• _PAGE EXCERPT_:
----------------------------------------
One possible scenario would have the generators under contractual supply obligations to supply, but trading with each other in a “generators’ pool” in order to avoid penalties under the terms of their contracts with the agency, or to reduce costs by “buying in” from a cheaper source of supply. This retains the important feature of a competitive market in maintaining continuing pressures for efficient operation.

EU ETS. Existing generators, and any generators with CO2 emissions, would continue to include CO2 costs under ETS arrangements when bidding into wholesale markets.
If they entered into contracts with the agency they would need to take these costs, and their uncertainties, into account. Their contracts would probably specify prices for kWh output with a CO2 cost pass through, passing the market price risk to the agency.

Renewables obligation. Existing contracts under RO rules would continue to apply but new renewable generation contracted by the agency would not receive ROCs and would not be included in the RO target for each year or the accredited generation.

Note. These observations reflect the inherently incremental nature of our agency proposal. We believe that, in the interests of urgency, there is a strong case for its introduction as soon as possible for all new projects qualifying as low-carbon generation. But as the rate of implementation would reflect the number of projects coming forward there can be an orderly transition, with existing arrangements continuing to apply to a declining stock of existing generation assets.

How would intermittent, nuclear and CCS plant be handled? All plant would be subject to scheduling and dispatch arrangements determined under the terms of the contract with the agency, which may allow for bidding into a generators’ pool. Intermittent plant might normally be scheduled and dispatched by the agency/ system operator in such a way as to optimise its deployment taking into account its technical characteristics for intermittency and uncertain output parameters. Similar considerations would apply to any relatively inflexible nuclear plant.

CCS retrofits would be an outcome of competitive tender, in one of the main categories to provide low carbon capacity, and would be competing in this category with new-build CCS. Subject to its technical characteristics of operation being a reasonable approximation to conventional fossil plant, CCS plant would operate in any wholesale or pooling arrangements in the same way as ordinary fossil plant.
----------------------------------------
• _RECORDED INFORMATION_:
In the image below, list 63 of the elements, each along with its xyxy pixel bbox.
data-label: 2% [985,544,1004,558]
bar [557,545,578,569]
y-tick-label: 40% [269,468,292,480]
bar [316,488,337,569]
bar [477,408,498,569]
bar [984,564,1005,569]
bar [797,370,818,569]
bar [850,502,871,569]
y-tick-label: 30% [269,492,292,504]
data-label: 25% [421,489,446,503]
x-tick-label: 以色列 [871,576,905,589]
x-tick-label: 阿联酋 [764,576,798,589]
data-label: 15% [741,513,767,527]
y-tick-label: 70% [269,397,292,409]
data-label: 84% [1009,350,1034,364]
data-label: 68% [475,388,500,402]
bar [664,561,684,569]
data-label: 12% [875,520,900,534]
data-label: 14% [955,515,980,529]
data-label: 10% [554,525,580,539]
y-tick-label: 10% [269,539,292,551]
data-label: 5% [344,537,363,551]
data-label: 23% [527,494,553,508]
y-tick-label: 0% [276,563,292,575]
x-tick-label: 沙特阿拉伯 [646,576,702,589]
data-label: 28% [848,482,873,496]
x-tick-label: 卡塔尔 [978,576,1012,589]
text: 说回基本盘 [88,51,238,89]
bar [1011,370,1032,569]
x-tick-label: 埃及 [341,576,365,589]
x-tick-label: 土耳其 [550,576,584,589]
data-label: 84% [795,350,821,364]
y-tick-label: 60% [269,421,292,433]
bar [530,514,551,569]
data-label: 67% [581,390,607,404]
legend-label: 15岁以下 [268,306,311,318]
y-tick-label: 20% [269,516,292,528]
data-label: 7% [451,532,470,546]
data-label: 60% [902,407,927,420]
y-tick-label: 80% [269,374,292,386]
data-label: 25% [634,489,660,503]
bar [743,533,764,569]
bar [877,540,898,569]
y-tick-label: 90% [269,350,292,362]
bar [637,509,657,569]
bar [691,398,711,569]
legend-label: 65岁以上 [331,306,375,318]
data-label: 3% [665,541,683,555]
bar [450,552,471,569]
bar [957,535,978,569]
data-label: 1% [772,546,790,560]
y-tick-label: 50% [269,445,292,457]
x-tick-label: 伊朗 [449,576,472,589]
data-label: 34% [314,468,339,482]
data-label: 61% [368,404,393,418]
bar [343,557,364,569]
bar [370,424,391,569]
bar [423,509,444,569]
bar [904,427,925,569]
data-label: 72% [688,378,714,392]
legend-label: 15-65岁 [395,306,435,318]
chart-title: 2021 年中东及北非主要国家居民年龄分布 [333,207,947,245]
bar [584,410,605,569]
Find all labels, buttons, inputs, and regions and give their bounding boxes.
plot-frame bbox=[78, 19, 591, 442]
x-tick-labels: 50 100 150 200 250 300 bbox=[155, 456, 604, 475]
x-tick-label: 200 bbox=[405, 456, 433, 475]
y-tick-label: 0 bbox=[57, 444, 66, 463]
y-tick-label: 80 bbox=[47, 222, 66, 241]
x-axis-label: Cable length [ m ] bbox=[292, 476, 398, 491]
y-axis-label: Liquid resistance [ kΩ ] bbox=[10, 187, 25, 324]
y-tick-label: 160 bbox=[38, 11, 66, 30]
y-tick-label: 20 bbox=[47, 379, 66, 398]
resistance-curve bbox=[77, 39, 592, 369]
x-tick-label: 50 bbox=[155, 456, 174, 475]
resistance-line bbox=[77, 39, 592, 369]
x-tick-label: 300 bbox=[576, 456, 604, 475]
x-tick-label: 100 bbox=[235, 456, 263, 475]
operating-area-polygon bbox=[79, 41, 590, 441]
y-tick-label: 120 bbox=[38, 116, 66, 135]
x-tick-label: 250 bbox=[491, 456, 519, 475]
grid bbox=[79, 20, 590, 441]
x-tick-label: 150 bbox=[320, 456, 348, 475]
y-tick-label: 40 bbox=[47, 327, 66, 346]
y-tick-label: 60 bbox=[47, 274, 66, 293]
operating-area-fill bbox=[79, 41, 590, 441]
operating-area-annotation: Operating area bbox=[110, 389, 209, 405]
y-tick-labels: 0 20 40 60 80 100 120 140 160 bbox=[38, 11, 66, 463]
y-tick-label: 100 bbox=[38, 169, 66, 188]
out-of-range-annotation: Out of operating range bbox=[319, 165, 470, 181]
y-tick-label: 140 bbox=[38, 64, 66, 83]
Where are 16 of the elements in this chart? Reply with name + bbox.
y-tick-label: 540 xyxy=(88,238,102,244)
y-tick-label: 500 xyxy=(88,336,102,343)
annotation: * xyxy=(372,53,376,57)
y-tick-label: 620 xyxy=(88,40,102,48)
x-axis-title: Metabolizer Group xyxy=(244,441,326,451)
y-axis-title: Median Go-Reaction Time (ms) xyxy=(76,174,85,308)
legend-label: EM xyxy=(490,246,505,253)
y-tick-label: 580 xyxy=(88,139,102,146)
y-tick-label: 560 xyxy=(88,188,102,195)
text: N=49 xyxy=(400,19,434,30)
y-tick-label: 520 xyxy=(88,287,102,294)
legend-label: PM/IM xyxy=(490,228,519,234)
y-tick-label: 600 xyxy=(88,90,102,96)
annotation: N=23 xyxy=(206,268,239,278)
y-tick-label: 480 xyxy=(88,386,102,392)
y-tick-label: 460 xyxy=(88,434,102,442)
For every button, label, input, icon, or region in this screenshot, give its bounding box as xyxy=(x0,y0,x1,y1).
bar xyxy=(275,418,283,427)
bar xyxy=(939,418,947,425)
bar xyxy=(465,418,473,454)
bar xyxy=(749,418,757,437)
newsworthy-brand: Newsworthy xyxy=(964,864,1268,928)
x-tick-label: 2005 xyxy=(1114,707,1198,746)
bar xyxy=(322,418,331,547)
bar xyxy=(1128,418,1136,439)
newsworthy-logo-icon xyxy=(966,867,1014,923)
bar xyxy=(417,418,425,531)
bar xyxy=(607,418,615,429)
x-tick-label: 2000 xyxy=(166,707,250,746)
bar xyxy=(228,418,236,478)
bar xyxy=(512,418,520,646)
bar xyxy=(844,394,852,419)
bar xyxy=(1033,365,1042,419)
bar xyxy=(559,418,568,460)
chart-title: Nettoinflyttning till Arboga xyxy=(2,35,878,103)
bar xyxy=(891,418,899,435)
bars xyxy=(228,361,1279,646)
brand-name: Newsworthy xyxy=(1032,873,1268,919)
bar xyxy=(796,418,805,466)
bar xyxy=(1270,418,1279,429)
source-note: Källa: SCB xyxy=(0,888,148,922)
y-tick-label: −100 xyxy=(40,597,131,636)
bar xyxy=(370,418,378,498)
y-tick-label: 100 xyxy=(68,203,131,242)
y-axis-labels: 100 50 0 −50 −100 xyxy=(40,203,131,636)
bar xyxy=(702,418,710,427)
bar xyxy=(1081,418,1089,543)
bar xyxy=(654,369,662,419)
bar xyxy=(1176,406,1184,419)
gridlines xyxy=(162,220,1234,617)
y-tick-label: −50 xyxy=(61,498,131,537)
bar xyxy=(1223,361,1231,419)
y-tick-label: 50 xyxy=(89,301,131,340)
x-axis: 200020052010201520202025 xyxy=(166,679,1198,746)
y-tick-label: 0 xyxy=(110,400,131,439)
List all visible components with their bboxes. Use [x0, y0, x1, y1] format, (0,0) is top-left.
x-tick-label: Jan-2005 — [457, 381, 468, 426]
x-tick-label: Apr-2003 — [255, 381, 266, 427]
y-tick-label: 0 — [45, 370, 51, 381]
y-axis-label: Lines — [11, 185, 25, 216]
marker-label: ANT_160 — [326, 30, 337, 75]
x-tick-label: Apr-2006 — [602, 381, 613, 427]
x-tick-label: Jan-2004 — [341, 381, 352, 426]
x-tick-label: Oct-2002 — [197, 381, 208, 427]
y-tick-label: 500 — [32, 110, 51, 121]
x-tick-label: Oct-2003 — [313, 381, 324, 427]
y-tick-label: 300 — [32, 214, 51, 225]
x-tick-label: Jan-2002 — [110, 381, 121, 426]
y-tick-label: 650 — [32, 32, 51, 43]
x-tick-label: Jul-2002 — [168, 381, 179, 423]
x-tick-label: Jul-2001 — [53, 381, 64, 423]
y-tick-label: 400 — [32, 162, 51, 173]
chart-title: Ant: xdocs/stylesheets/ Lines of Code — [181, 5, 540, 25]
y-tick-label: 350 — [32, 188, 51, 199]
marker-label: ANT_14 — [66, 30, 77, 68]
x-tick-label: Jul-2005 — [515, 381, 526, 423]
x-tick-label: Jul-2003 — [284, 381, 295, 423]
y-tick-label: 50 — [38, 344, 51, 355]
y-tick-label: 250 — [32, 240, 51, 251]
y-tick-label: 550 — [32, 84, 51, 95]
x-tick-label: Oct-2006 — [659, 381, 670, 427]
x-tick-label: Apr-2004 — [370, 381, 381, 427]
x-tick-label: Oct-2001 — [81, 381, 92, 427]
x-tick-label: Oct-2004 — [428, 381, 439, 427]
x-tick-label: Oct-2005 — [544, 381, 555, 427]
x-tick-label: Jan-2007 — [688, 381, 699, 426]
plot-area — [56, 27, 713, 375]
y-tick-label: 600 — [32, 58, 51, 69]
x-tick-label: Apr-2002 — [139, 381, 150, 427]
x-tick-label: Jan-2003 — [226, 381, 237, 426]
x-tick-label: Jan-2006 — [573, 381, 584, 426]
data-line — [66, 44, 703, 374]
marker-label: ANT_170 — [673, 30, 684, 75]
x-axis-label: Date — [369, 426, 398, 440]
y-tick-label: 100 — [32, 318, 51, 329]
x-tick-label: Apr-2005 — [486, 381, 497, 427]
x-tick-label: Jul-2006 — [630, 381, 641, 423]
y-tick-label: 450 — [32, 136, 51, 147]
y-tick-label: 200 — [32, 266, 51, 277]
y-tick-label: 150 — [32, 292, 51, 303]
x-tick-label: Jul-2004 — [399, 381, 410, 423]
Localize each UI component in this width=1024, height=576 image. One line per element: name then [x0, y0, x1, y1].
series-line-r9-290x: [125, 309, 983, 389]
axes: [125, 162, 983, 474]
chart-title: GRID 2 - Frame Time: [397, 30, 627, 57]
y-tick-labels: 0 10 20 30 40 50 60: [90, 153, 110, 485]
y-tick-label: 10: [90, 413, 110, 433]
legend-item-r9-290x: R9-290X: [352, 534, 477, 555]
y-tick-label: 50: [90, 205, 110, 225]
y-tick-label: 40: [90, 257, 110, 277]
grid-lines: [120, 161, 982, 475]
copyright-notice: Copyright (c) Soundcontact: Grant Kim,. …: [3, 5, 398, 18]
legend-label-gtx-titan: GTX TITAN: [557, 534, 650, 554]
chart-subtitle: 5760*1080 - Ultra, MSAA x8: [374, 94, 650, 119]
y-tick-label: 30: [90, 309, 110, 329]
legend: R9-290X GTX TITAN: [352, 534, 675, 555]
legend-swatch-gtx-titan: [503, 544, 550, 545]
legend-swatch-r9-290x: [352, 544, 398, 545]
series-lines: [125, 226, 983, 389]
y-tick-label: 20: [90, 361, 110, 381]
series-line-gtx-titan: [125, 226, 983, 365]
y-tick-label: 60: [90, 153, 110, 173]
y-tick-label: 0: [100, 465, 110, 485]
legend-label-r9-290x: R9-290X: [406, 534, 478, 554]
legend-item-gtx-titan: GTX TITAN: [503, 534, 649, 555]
----------------------------------------
• _WHAT IS BEING ASKED_: Please resume the passage on the proposed low-carbon generation agency from the point where it ends. You won't need the lines for this.

• _WRITTEN ANSWER_:
The wider context

We regard our proposal as progressive, seeking to retain the most important features of competitive markets consistent with a policy based on the need to deal with fundamental issues of market failure. We have advocated open contestable competition in the bidding for contracts and would propose to maintain in competition in supply, albeit this might de facto be confined to the supply functions such as metering and billing. We would envisage that the agency would seek bids based on carbon reduction targets, and then exercise choices over supplier and technology. In its tendering decisions the agency would reflect the outline created by the indicative framework that we have suggested above. In practice this is an inevitable requirement to make progress, in the light of existing policies on renewables, CCS and nuclear. The agency proposal is designed to make these policies effective.

We also believe that the existing market arrangements will in the longer term require very substantial modifications in order to accommodate very high percentages of plant that does not enjoy the conventional operating characteristics of fossil plant. Low carbon power generation cannot be handled efficiently within a market model that reflects first and foremost the needs of fossil plant operation, and does not deal well with the intermittency and inflexibility characteristics of much nuclear and renewable plant.

Our thinking is designed to be compatible with the most feasible rapid evolution of the electricity industry to full decarbonisation. While, as we have indicated above, the agency could continue to co-exist within the present market framework for some time, nevertheless the increasing importance of coordination issues arising from the cost and output profiles of low carbon technologies, the management of intermittency and storage, and changes in associated infrastructure, will raise, with increasing force, the question of the relationship between the agency and the system operator, and of both with the government and the CCC/ OFGEM.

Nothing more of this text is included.